READING TEXT:

####################

Financial Instruments
 
Refer to Note 14 of the notes to the audited annual consolidated financial statements within our 2018 Annual Integrated Report and Note 9 and 14 of our unaudited interim condensed consolidated financial statements as at and for the six months ended June 30, 2019 for details on Financial Instruments. Refer to the Governance and Risk Management section of our 2018 Annual Integrated Report and Note 10 of our unaudited interim condensed consolidated financial statements for further details on our risks and how we manage them. Our risk management profile and practices have not changed materially from Dec. 31, 2018.

####################

GIVEN INFORMATION:
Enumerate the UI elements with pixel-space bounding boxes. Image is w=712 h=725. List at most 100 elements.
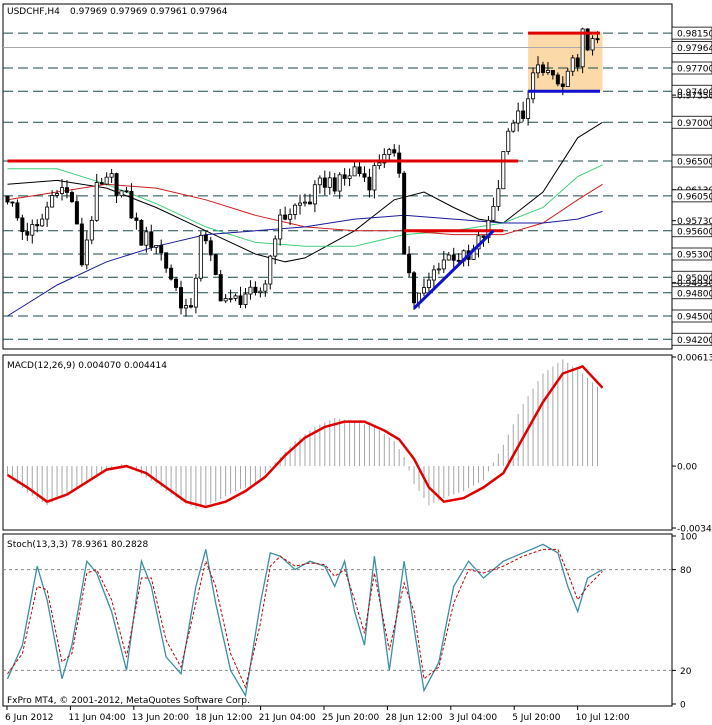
price-tick-label: 0.94500: [677, 313, 712, 323]
candle: [228, 289, 233, 303]
candle-body-down: [134, 217, 139, 221]
candle-body-down: [595, 38, 600, 41]
candle-body-up: [570, 57, 575, 72]
macd-signal-path: [6, 364, 604, 509]
time-tick-label: 18 Jun 12:00: [195, 713, 252, 723]
candle: [278, 209, 283, 246]
candle: [193, 273, 198, 314]
candle: [129, 183, 134, 219]
candle-body-up: [45, 206, 50, 220]
candle: [139, 219, 144, 246]
candle-body-up: [506, 130, 511, 152]
candle-body-down: [560, 83, 565, 87]
price-tick-label: 0.94800: [677, 289, 712, 299]
candle: [263, 279, 268, 297]
candle-body-down: [555, 74, 560, 85]
candle: [431, 265, 436, 289]
candle: [89, 216, 94, 245]
copyright-label: FxPro MT4, © 2001-2012, MetaQuotes Softw…: [7, 696, 250, 706]
candle-body-down: [213, 254, 218, 275]
price-tick-label: 0.97350: [677, 92, 712, 102]
candle: [521, 101, 526, 122]
candle-body-down: [159, 245, 164, 254]
candle: [273, 235, 278, 265]
candle-body-up: [198, 234, 203, 279]
candle-body-down: [169, 267, 174, 280]
price-tag-box: [671, 286, 712, 300]
stoch-panel[interactable]: 100 80 20 0 Stoch(13,3,3) 78.9361 80.2828 F…: [2, 533, 697, 711]
candle-body-up: [531, 72, 536, 100]
candle: [30, 219, 35, 244]
price-tick-label: 0.98150: [677, 30, 712, 40]
candle-body-up: [293, 204, 298, 215]
support-resistance-lines: [7, 31, 600, 310]
macd-panel-frame: [2, 354, 673, 531]
candle-body-down: [367, 176, 372, 191]
candle-body-up: [382, 154, 387, 164]
candle: [64, 180, 69, 199]
candle: [79, 217, 84, 267]
candle-body-down: [64, 187, 69, 193]
price-tag-box: [671, 84, 712, 98]
candle-body-up: [312, 184, 317, 205]
candle-body-down: [174, 278, 179, 288]
stoch-axis: 100 80 20 0: [672, 533, 697, 711]
candle: [20, 214, 25, 241]
candle-body-down: [203, 234, 208, 242]
candle-body-down: [362, 173, 367, 178]
candle-body-down: [129, 190, 134, 219]
candle: [74, 194, 79, 225]
candle: [283, 206, 288, 221]
macd-tick-label: 0.00613: [677, 354, 712, 364]
candle-body-up: [446, 254, 451, 261]
candle-body-up: [387, 149, 392, 155]
candle-body-up: [60, 187, 65, 194]
candle: [446, 251, 451, 261]
candle-body-down: [20, 217, 25, 233]
candle-body-down: [188, 305, 193, 308]
candle-body-up: [526, 98, 531, 119]
macd-axis: 0.00613 0.00 -0.00348: [672, 354, 712, 535]
candlesticks: [5, 27, 600, 317]
time-tick-label: 21 Jun 04:00: [259, 713, 316, 723]
candle: [183, 298, 188, 317]
candle: [298, 194, 303, 215]
candle-body-down: [114, 173, 119, 197]
candle-body-down: [25, 231, 30, 236]
stoch-signal-line: [7, 548, 603, 689]
candle: [55, 190, 60, 199]
candle-body-down: [342, 174, 347, 179]
candle: [104, 172, 109, 186]
price-tick-label: 0.95300: [677, 251, 712, 261]
price-tag-box: [671, 309, 712, 323]
candle-body-up: [421, 287, 426, 294]
candle-body-down: [15, 202, 20, 219]
candle-body-down: [124, 190, 129, 193]
candle-body-down: [208, 240, 213, 256]
candle-body-down: [307, 201, 312, 205]
candle-body-up: [337, 174, 342, 192]
price-tag-box: [671, 115, 712, 129]
candle-body-up: [94, 182, 99, 221]
macd-panel[interactable]: 0.00613 0.00 -0.00348 MACD(12,26,9) 0.0040…: [2, 354, 712, 535]
candle-body-down: [164, 252, 169, 269]
candle-body-up: [248, 286, 253, 295]
stoch-title: Stoch(13,3,3) 78.9361 80.2828: [7, 540, 148, 550]
symbol-label: USDCHF,H4: [7, 7, 60, 17]
price-tick-label: 0.97400: [677, 88, 712, 98]
candle: [258, 287, 263, 298]
candle: [516, 102, 521, 132]
candle: [45, 201, 50, 227]
candle: [253, 281, 258, 296]
candle: [293, 203, 298, 220]
candle-body-down: [322, 177, 327, 188]
candle: [124, 186, 129, 193]
candle-body-down: [585, 28, 590, 51]
candle: [352, 161, 357, 177]
candle: [426, 272, 431, 294]
candle-body-down: [5, 195, 10, 203]
price-tick-label: 0.97000: [677, 119, 712, 129]
candle: [337, 172, 342, 199]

####################

SET TASKS:
**a.** Convert the lines of the listing from the line with "price-tick-label: 0.94500: [677, 313, 712, 323]" up to and including the line with "candle: [129, 183, 134, 219]" into a numbered list, omitting any blank lines.
**b.** Carry on the text on financial instruments beyond its final sentence.

RESULTS IN ORDER:
**a.**
1. price-tick-label: 0.94500: [677, 313, 712, 323]
2. candle: [228, 289, 233, 303]
3. candle-body-down: [134, 217, 139, 221]
4. candle-body-down: [595, 38, 600, 41]
5. candle-body-up: [570, 57, 575, 72]
6. macd-signal-path: [6, 364, 604, 509]
7. time-tick-label: 18 Jun 12:00: [195, 713, 252, 723]
8. candle: [278, 209, 283, 246]
9. candle: [193, 273, 198, 314]
10. candle: [129, 183, 134, 219]

**b.**
TRANSALTA CORPORATION M27



We may enter into commodity transactions involving non-standard features for which observable market data is not available. These are defined under IFRS as Level III financial instruments. Level III financial instruments are not traded in an active market and fair value is, therefore, developed using valuation models based upon internally developed assumptions or inputs. Our Level III fair values are determined using data such as unit availability, transmission congestion, or demand profiles. Fair values are validated on a quarterly basis by using reasonably possible alternative assumptions as inputs to valuation techniques, and any material differences are disclosed in the notes to the financial statements.

As at June 30, 2019, total Level III financial instruments had a net asset carrying value of $656 million (Dec. 31, 2018 - $695 million net asset). The decrease during the period is primarily due to the settlement of contracts and changes in foreign exchange rates, partially offset by favourable market price changes for contracts designated as cash flow hedges for which changes in fair value are recognized in other comprehensive income.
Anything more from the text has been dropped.